**WRITTEN REQUEST**
Transcribe each of the records below exactly, excluding all pictures.

**TASK MATERIAL**
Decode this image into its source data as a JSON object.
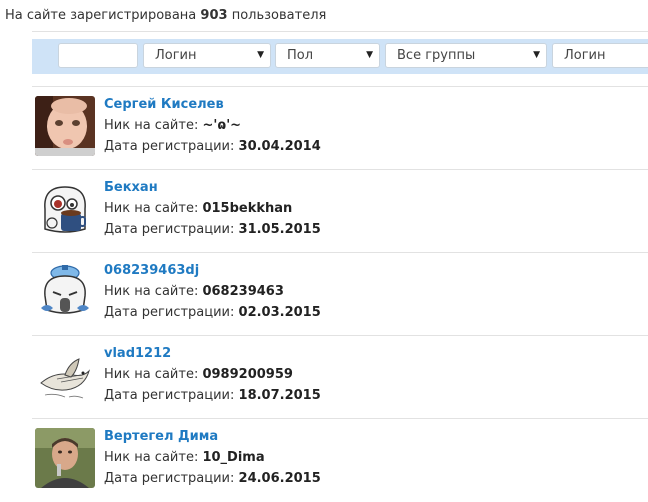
{
  "summary": {
    "prefix": "На сайте зарегистрирована",
    "count": "903",
    "suffix": "пользователя"
  },
  "filters": {
    "search_value": "",
    "sort_login": "Логин",
    "gender": "Пол",
    "groups": "Все группы",
    "login": "Логин"
  },
  "labels": {
    "nick": "Ник на сайте:",
    "reg_date": "Дата регистрации:"
  },
  "users": [
    {
      "name": "Сергей Киселев",
      "nick": "~'ɷ'~",
      "date": "30.04.2014",
      "avatar": "baby-photo"
    },
    {
      "name": "Бекхан",
      "nick": "015bekkhan",
      "date": "31.05.2015",
      "avatar": "cartoon-coffee"
    },
    {
      "name": "068239463dj",
      "nick": "068239463",
      "date": "02.03.2015",
      "avatar": "cartoon-icepack"
    },
    {
      "name": "vlad1212",
      "nick": "0989200959",
      "date": "18.07.2015",
      "avatar": "bird-drawing"
    },
    {
      "name": "Вертегел Дима",
      "nick": "10_Dima",
      "date": "24.06.2015",
      "avatar": "man-photo"
    }
  ]
}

**SOLUTION TO THIS EXERCISE**
Decode this image into its source data as a JSON object.
{
  "summary": {
    "prefix": "На сайте зарегистрирована",
    "count": "903",
    "suffix": "пользователя"
  },
  "filters": {
    "search_value": "",
    "sort_login": "Логин",
    "gender": "Пол",
    "groups": "Все группы",
    "login": "Логин"
  },
  "labels": {
    "nick": "Ник на сайте:",
    "reg_date": "Дата регистрации:"
  },
  "users": [
    {
      "name": "Сергей Киселев",
      "nick": "~'ɷ'~",
      "date": "30.04.2014",
      "avatar": "baby-photo"
    },
    {
      "name": "Бекхан",
      "nick": "015bekkhan",
      "date": "31.05.2015",
      "avatar": "cartoon-coffee"
    },
    {
      "name": "068239463dj",
      "nick": "068239463",
      "date": "02.03.2015",
      "avatar": "cartoon-icepack"
    },
    {
      "name": "vlad1212",
      "nick": "0989200959",
      "date": "18.07.2015",
      "avatar": "bird-drawing"
    },
    {
      "name": "Вертегел Дима",
      "nick": "10_Dima",
      "date": "24.06.2015",
      "avatar": "man-photo"
    }
  ]
}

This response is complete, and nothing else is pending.